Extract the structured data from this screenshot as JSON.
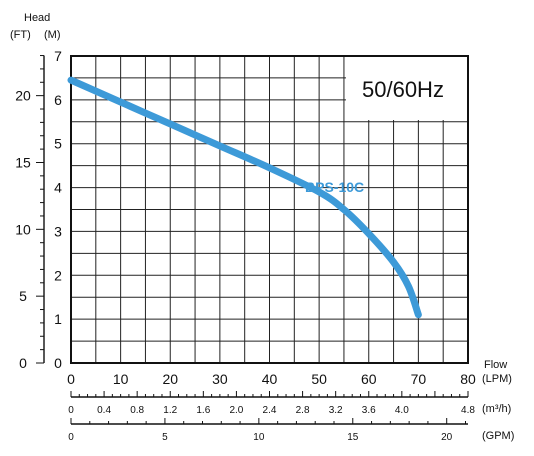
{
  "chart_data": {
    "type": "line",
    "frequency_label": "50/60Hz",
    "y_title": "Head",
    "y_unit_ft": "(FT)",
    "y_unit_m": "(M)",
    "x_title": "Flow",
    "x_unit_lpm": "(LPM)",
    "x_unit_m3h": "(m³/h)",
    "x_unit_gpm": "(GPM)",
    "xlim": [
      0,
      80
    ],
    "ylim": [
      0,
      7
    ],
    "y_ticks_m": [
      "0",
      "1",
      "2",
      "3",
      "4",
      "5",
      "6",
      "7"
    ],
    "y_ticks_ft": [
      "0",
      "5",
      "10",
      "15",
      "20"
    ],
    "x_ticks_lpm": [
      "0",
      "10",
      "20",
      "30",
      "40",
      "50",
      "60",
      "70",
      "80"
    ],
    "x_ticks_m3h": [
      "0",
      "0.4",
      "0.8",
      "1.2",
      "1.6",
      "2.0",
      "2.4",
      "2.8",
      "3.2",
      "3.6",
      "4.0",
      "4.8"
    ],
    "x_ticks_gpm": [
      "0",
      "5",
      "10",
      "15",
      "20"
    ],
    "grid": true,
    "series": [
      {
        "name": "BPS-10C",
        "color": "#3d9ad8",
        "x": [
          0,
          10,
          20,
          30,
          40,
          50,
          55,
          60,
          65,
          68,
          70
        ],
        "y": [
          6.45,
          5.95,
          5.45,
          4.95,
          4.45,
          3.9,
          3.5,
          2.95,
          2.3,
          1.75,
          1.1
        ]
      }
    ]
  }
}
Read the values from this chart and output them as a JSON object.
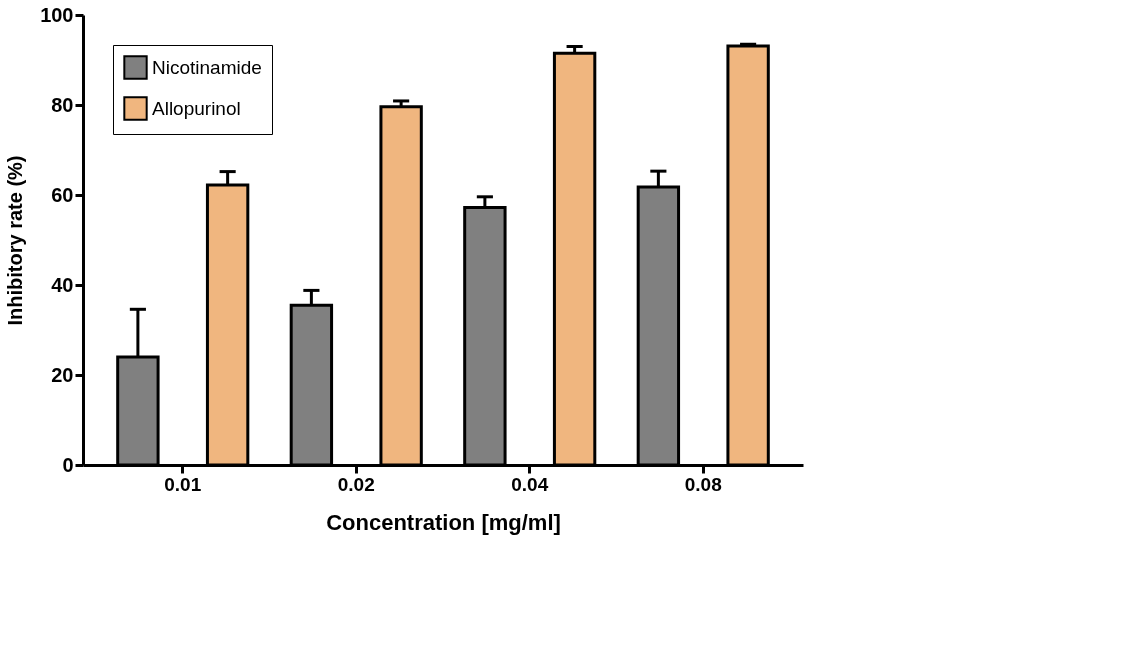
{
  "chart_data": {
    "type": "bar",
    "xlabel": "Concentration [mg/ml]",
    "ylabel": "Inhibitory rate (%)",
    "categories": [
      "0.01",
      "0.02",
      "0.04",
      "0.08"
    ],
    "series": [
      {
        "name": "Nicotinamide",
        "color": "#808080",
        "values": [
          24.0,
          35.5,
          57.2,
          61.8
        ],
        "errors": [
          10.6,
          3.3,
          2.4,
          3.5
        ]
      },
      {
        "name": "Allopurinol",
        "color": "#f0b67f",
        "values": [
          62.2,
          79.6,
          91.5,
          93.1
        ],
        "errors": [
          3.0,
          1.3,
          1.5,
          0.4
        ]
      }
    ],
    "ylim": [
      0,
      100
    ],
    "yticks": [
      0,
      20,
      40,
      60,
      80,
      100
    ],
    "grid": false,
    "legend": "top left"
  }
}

(Challenge): Omit the pictures and reproduce the listing exactly.

(Written solution):
Extract the structured data from this screenshot as JSON.
{
  "chart_data": {
    "type": "line",
    "frequency_label": "50/60Hz",
    "y_title": "Head",
    "y_unit_ft": "(FT)",
    "y_unit_m": "(M)",
    "x_title": "Flow",
    "x_unit_lpm": "(LPM)",
    "x_unit_m3h": "(m³/h)",
    "x_unit_gpm": "(GPM)",
    "xlim": [
      0,
      80
    ],
    "ylim": [
      0,
      7
    ],
    "y_ticks_m": [
      "0",
      "1",
      "2",
      "3",
      "4",
      "5",
      "6",
      "7"
    ],
    "y_ticks_ft": [
      "0",
      "5",
      "10",
      "15",
      "20"
    ],
    "x_ticks_lpm": [
      "0",
      "10",
      "20",
      "30",
      "40",
      "50",
      "60",
      "70",
      "80"
    ],
    "x_ticks_m3h": [
      "0",
      "0.4",
      "0.8",
      "1.2",
      "1.6",
      "2.0",
      "2.4",
      "2.8",
      "3.2",
      "3.6",
      "4.0",
      "4.8"
    ],
    "x_ticks_gpm": [
      "0",
      "5",
      "10",
      "15",
      "20"
    ],
    "grid": true,
    "series": [
      {
        "name": "BPS-10C",
        "color": "#3d9ad8",
        "x": [
          0,
          10,
          20,
          30,
          40,
          50,
          55,
          60,
          65,
          68,
          70
        ],
        "y": [
          6.45,
          5.95,
          5.45,
          4.95,
          4.45,
          3.9,
          3.5,
          2.95,
          2.3,
          1.75,
          1.1
        ]
      }
    ]
  }
}
Read the values from this chart and output them as a JSON object.
{
  "chart_data": {
    "type": "bar",
    "xlabel": "Concentration [mg/ml]",
    "ylabel": "Inhibitory rate (%)",
    "categories": [
      "0.01",
      "0.02",
      "0.04",
      "0.08"
    ],
    "series": [
      {
        "name": "Nicotinamide",
        "color": "#808080",
        "values": [
          24.0,
          35.5,
          57.2,
          61.8
        ],
        "errors": [
          10.6,
          3.3,
          2.4,
          3.5
        ]
      },
      {
        "name": "Allopurinol",
        "color": "#f0b67f",
        "values": [
          62.2,
          79.6,
          91.5,
          93.1
        ],
        "errors": [
          3.0,
          1.3,
          1.5,
          0.4
        ]
      }
    ],
    "ylim": [
      0,
      100
    ],
    "yticks": [
      0,
      20,
      40,
      60,
      80,
      100
    ],
    "grid": false,
    "legend": "top left"
  }
}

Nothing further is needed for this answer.